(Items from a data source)
===
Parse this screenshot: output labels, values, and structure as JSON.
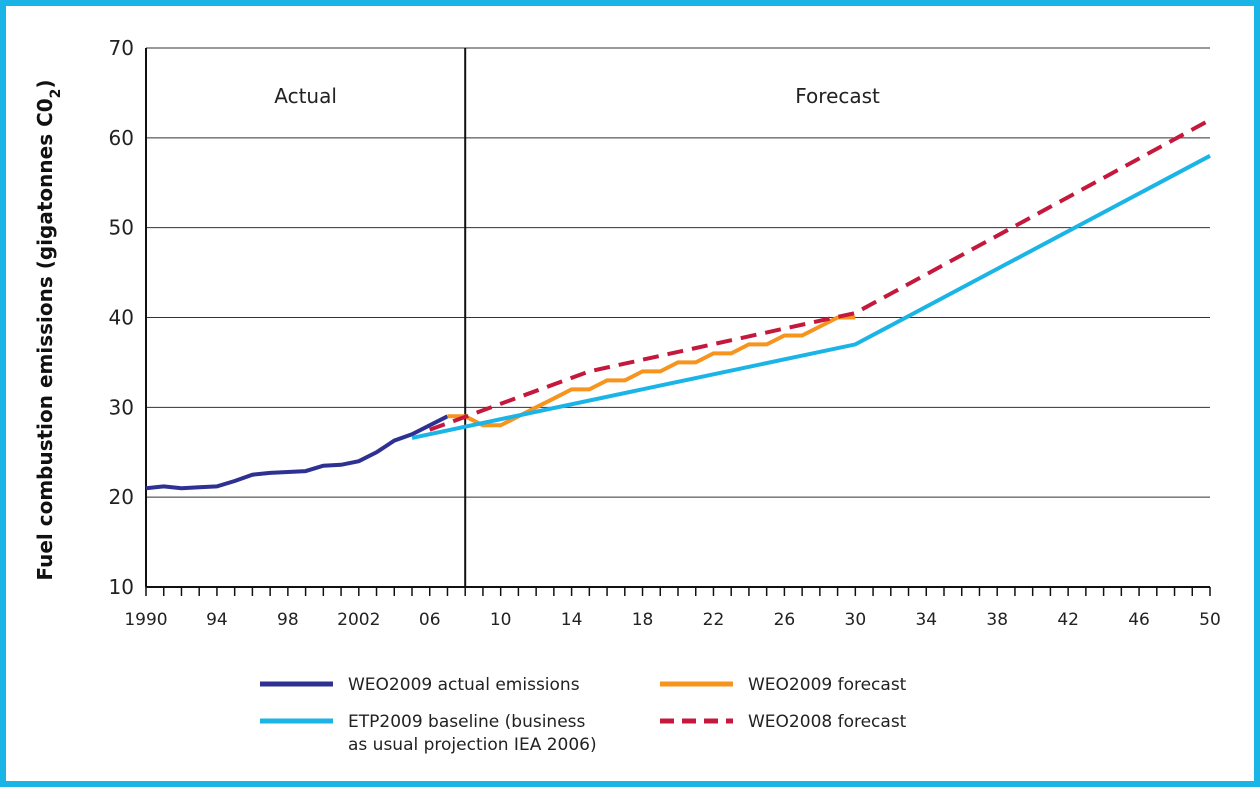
{
  "chart_data": {
    "type": "line",
    "ylabel": "Fuel combustion emissions (gigatonnes C0",
    "ylabel_sub": "2",
    "ylabel_close": ")",
    "xlim": [
      1990,
      2050
    ],
    "ylim": [
      10,
      70
    ],
    "y_ticks": [
      10,
      20,
      30,
      40,
      50,
      60,
      70
    ],
    "x_tick_labels": [
      {
        "x": 1990,
        "label": "1990"
      },
      {
        "x": 1994,
        "label": "94"
      },
      {
        "x": 1998,
        "label": "98"
      },
      {
        "x": 2002,
        "label": "2002"
      },
      {
        "x": 2006,
        "label": "06"
      },
      {
        "x": 2010,
        "label": "10"
      },
      {
        "x": 2014,
        "label": "14"
      },
      {
        "x": 2018,
        "label": "18"
      },
      {
        "x": 2022,
        "label": "22"
      },
      {
        "x": 2026,
        "label": "26"
      },
      {
        "x": 2030,
        "label": "30"
      },
      {
        "x": 2034,
        "label": "34"
      },
      {
        "x": 2038,
        "label": "38"
      },
      {
        "x": 2042,
        "label": "42"
      },
      {
        "x": 2046,
        "label": "46"
      },
      {
        "x": 2050,
        "label": "50"
      }
    ],
    "grid": "horizontal",
    "divider_x": 2008,
    "regions": [
      {
        "label": "Actual",
        "x": 1999
      },
      {
        "label": "Forecast",
        "x": 2029
      }
    ],
    "legend_position": "bottom",
    "series": [
      {
        "name": "WEO2009 actual emissions",
        "color": "#2e3192",
        "style": "solid",
        "x": [
          1990,
          1991,
          1992,
          1993,
          1994,
          1995,
          1996,
          1997,
          1998,
          1999,
          2000,
          2001,
          2002,
          2003,
          2004,
          2005,
          2006,
          2007
        ],
        "y": [
          21.0,
          21.2,
          21.0,
          21.1,
          21.2,
          21.8,
          22.5,
          22.7,
          22.8,
          22.9,
          23.5,
          23.6,
          24.0,
          25.0,
          26.3,
          27.0,
          28.0,
          29.0
        ]
      },
      {
        "name": "WEO2009 forecast",
        "color": "#f7941d",
        "style": "solid",
        "x": [
          2007,
          2008,
          2009,
          2010,
          2011,
          2012,
          2013,
          2014,
          2015,
          2016,
          2017,
          2018,
          2019,
          2020,
          2021,
          2022,
          2023,
          2024,
          2025,
          2026,
          2027,
          2028,
          2029,
          2030
        ],
        "y": [
          29.0,
          29.0,
          28.0,
          28.0,
          29.0,
          30.0,
          31.0,
          32.0,
          32.0,
          33.0,
          33.0,
          34.0,
          34.0,
          35.0,
          35.0,
          36.0,
          36.0,
          37.0,
          37.0,
          38.0,
          38.0,
          39.0,
          40.0,
          40.0
        ]
      },
      {
        "name": "ETP2009 baseline (business as usual projection IEA 2006)",
        "name_lines": [
          "ETP2009 baseline (business",
          "as usual projection IEA 2006)"
        ],
        "color": "#1ab4e6",
        "style": "solid",
        "x": [
          2005,
          2030,
          2050
        ],
        "y": [
          26.6,
          37.0,
          58.0
        ]
      },
      {
        "name": "WEO2008 forecast",
        "color": "#c4183c",
        "style": "dashed",
        "x": [
          2006,
          2015,
          2030,
          2050
        ],
        "y": [
          27.5,
          34.0,
          40.5,
          62.0
        ]
      }
    ]
  }
}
===
Quote each line of the listing exactly, but leave the pictures out.

Parse this screenshot: output labels, values, and structure as JSON.
{
  "chart_data": {
    "type": "line",
    "ylabel": "Fuel combustion emissions (gigatonnes C0",
    "ylabel_sub": "2",
    "ylabel_close": ")",
    "xlim": [
      1990,
      2050
    ],
    "ylim": [
      10,
      70
    ],
    "y_ticks": [
      10,
      20,
      30,
      40,
      50,
      60,
      70
    ],
    "x_tick_labels": [
      {
        "x": 1990,
        "label": "1990"
      },
      {
        "x": 1994,
        "label": "94"
      },
      {
        "x": 1998,
        "label": "98"
      },
      {
        "x": 2002,
        "label": "2002"
      },
      {
        "x": 2006,
        "label": "06"
      },
      {
        "x": 2010,
        "label": "10"
      },
      {
        "x": 2014,
        "label": "14"
      },
      {
        "x": 2018,
        "label": "18"
      },
      {
        "x": 2022,
        "label": "22"
      },
      {
        "x": 2026,
        "label": "26"
      },
      {
        "x": 2030,
        "label": "30"
      },
      {
        "x": 2034,
        "label": "34"
      },
      {
        "x": 2038,
        "label": "38"
      },
      {
        "x": 2042,
        "label": "42"
      },
      {
        "x": 2046,
        "label": "46"
      },
      {
        "x": 2050,
        "label": "50"
      }
    ],
    "grid": "horizontal",
    "divider_x": 2008,
    "regions": [
      {
        "label": "Actual",
        "x": 1999
      },
      {
        "label": "Forecast",
        "x": 2029
      }
    ],
    "legend_position": "bottom",
    "series": [
      {
        "name": "WEO2009 actual emissions",
        "color": "#2e3192",
        "style": "solid",
        "x": [
          1990,
          1991,
          1992,
          1993,
          1994,
          1995,
          1996,
          1997,
          1998,
          1999,
          2000,
          2001,
          2002,
          2003,
          2004,
          2005,
          2006,
          2007
        ],
        "y": [
          21.0,
          21.2,
          21.0,
          21.1,
          21.2,
          21.8,
          22.5,
          22.7,
          22.8,
          22.9,
          23.5,
          23.6,
          24.0,
          25.0,
          26.3,
          27.0,
          28.0,
          29.0
        ]
      },
      {
        "name": "WEO2009 forecast",
        "color": "#f7941d",
        "style": "solid",
        "x": [
          2007,
          2008,
          2009,
          2010,
          2011,
          2012,
          2013,
          2014,
          2015,
          2016,
          2017,
          2018,
          2019,
          2020,
          2021,
          2022,
          2023,
          2024,
          2025,
          2026,
          2027,
          2028,
          2029,
          2030
        ],
        "y": [
          29.0,
          29.0,
          28.0,
          28.0,
          29.0,
          30.0,
          31.0,
          32.0,
          32.0,
          33.0,
          33.0,
          34.0,
          34.0,
          35.0,
          35.0,
          36.0,
          36.0,
          37.0,
          37.0,
          38.0,
          38.0,
          39.0,
          40.0,
          40.0
        ]
      },
      {
        "name": "ETP2009 baseline (business as usual projection IEA 2006)",
        "name_lines": [
          "ETP2009 baseline (business",
          "as usual projection IEA 2006)"
        ],
        "color": "#1ab4e6",
        "style": "solid",
        "x": [
          2005,
          2030,
          2050
        ],
        "y": [
          26.6,
          37.0,
          58.0
        ]
      },
      {
        "name": "WEO2008 forecast",
        "color": "#c4183c",
        "style": "dashed",
        "x": [
          2006,
          2015,
          2030,
          2050
        ],
        "y": [
          27.5,
          34.0,
          40.5,
          62.0
        ]
      }
    ]
  }
}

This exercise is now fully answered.